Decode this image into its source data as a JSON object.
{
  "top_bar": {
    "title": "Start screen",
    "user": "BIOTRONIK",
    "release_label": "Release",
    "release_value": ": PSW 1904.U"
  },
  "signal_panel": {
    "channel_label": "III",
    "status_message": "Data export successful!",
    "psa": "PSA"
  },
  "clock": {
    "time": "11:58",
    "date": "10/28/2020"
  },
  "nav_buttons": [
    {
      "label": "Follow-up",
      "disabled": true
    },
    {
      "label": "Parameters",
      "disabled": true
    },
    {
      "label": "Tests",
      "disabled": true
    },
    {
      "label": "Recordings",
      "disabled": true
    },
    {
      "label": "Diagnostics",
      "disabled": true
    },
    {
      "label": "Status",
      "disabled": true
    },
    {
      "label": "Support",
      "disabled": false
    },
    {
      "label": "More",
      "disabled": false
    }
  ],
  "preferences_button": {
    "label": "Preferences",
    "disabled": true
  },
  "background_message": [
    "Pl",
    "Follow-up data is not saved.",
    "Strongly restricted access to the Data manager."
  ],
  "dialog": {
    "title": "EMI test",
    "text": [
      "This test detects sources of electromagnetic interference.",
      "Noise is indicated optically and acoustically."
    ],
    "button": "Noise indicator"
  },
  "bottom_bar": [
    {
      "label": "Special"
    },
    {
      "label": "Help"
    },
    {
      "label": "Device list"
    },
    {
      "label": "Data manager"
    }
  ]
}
============
**EXERCISE DESCRIPTION**.
Check each line above for the word "Noise" and say how many have it, with nothing else.

**FINAL RESULT**.
2